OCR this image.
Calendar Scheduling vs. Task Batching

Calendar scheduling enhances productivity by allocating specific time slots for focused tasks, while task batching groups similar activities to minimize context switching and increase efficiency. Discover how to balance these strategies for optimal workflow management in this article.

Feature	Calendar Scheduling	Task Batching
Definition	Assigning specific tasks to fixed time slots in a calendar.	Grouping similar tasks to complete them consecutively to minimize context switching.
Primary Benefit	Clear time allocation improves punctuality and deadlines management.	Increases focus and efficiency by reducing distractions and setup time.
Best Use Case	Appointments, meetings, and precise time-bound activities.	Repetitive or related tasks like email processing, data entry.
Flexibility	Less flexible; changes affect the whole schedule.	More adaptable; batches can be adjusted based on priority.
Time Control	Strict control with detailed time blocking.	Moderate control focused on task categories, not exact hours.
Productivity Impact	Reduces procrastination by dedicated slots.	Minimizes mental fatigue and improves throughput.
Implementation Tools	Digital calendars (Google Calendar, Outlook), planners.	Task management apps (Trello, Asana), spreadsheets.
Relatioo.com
****************************************
Using the data above, reproduce every line exactly.

• Full answer:
OCR this image.
Calendar Scheduling vs. Task Batching

Calendar scheduling enhances productivity by allocating specific time slots for focused tasks, while task batching groups similar activities to minimize context switching and increase efficiency. Discover how to balance these strategies for optimal workflow management in this article.

Feature	Calendar Scheduling	Task Batching
Definition	Assigning specific tasks to fixed time slots in a calendar.	Grouping similar tasks to complete them consecutively to minimize context switching.
Primary Benefit	Clear time allocation improves punctuality and deadlines management.	Increases focus and efficiency by reducing distractions and setup time.
Best Use Case	Appointments, meetings, and precise time-bound activities.	Repetitive or related tasks like email processing, data entry.
Flexibility	Less flexible; changes affect the whole schedule.	More adaptable; batches can be adjusted based on priority.
Time Control	Strict control with detailed time blocking.	Moderate control focused on task categories, not exact hours.
Productivity Impact	Reduces procrastination by dedicated slots.	Minimizes mental fatigue and improves throughput.
Implementation Tools	Digital calendars (Google Calendar, Outlook), planners.	Task management apps (Trello, Asana), spreadsheets.
Relatioo.com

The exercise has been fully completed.